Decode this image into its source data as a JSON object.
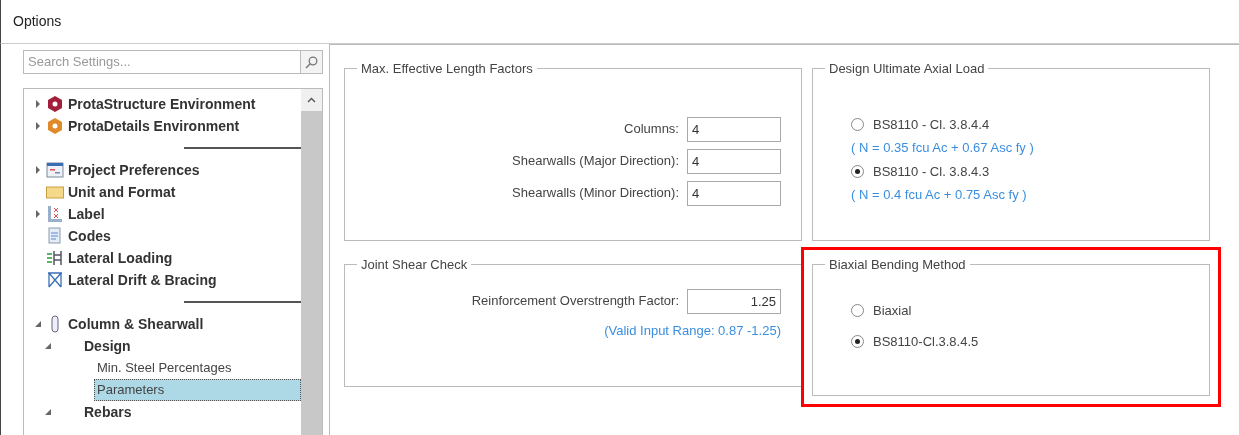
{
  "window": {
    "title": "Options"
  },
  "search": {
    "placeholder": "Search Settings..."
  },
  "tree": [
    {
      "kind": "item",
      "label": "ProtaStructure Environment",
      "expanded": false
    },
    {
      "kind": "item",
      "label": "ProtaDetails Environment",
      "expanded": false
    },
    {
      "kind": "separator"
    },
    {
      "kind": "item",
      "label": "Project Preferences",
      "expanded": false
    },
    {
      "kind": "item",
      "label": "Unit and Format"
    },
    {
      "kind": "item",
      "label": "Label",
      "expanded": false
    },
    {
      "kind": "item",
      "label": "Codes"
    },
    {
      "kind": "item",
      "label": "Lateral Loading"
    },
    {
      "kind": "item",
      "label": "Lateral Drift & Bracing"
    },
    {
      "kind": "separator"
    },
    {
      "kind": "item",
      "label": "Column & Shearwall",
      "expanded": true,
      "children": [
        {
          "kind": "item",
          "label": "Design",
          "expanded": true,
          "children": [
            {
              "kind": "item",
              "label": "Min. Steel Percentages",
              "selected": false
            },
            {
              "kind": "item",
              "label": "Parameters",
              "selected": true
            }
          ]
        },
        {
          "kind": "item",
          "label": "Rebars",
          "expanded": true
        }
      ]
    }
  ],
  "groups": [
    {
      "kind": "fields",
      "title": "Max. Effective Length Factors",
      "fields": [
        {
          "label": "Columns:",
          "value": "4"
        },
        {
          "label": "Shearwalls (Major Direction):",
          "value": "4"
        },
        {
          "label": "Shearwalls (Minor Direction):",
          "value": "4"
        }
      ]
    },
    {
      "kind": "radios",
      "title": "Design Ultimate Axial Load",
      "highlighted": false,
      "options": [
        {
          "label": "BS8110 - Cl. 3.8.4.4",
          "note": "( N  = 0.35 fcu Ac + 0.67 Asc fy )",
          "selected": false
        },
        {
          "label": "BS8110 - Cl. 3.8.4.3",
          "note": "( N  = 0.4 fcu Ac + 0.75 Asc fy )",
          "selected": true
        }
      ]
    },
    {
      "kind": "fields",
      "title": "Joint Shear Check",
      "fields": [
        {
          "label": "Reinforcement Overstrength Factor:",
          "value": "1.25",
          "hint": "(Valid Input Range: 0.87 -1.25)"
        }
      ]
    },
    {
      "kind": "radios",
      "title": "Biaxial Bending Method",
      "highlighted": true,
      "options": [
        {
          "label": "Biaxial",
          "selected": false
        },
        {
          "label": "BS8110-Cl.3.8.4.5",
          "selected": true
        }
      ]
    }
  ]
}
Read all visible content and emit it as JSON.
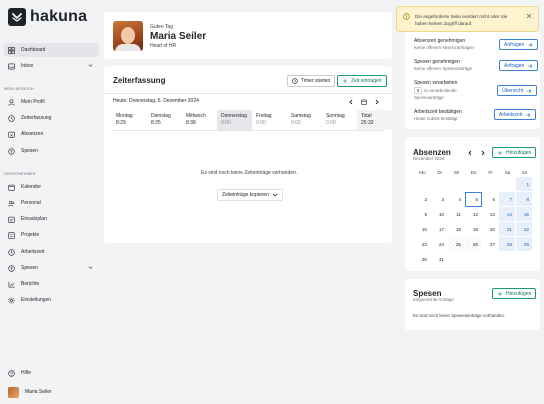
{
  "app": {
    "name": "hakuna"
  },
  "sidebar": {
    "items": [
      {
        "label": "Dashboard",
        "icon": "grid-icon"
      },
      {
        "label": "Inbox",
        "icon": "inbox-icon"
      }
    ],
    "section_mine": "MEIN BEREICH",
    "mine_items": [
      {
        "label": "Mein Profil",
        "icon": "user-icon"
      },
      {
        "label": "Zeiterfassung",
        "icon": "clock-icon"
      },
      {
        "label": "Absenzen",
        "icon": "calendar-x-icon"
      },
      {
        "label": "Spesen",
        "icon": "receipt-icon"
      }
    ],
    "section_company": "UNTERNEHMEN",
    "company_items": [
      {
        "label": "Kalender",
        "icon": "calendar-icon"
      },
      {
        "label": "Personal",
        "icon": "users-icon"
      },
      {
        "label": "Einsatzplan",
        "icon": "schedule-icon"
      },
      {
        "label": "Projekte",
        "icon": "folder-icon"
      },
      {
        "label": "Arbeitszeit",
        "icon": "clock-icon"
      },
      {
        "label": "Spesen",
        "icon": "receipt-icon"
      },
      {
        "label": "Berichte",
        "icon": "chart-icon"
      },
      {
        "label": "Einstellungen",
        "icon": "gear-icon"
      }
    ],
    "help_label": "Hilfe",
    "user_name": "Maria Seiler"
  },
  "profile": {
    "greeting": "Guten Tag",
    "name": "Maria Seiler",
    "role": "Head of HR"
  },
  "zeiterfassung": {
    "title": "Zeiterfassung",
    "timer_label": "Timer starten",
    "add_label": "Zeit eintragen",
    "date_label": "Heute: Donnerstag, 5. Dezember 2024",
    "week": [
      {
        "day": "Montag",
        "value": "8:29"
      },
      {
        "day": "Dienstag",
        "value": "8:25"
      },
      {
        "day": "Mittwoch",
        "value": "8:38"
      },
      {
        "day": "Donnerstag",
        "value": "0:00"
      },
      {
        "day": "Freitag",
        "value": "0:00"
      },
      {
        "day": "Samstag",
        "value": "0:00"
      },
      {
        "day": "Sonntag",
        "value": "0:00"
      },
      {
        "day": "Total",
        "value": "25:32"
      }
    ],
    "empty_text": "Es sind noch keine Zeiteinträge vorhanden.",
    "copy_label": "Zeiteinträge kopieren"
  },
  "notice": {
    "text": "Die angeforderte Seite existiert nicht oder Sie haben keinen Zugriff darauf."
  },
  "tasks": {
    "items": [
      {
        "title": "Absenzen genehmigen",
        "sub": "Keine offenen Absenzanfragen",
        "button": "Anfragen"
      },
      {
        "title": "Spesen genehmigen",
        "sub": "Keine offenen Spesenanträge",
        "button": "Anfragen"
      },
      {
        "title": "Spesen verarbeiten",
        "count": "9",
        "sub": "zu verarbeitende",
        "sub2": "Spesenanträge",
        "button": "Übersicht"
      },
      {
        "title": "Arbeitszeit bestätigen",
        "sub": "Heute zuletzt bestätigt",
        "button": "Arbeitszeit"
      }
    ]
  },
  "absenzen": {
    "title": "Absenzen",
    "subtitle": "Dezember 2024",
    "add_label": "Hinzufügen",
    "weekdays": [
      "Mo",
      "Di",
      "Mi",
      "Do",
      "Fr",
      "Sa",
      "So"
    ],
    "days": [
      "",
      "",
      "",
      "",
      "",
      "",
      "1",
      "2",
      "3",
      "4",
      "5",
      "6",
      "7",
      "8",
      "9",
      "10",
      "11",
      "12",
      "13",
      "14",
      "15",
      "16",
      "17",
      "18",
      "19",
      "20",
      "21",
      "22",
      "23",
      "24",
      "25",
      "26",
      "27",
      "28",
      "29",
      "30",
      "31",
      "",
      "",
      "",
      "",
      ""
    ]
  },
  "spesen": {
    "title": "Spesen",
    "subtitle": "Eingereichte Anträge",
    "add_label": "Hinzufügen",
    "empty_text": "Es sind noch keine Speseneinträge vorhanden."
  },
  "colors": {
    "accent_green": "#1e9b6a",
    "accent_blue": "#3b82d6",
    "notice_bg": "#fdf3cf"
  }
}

==============================

WRITTEN REQUEST: Report how many lines of the entries hold the string "Shearwalls". Provide the number alone.

SOLUTION: 2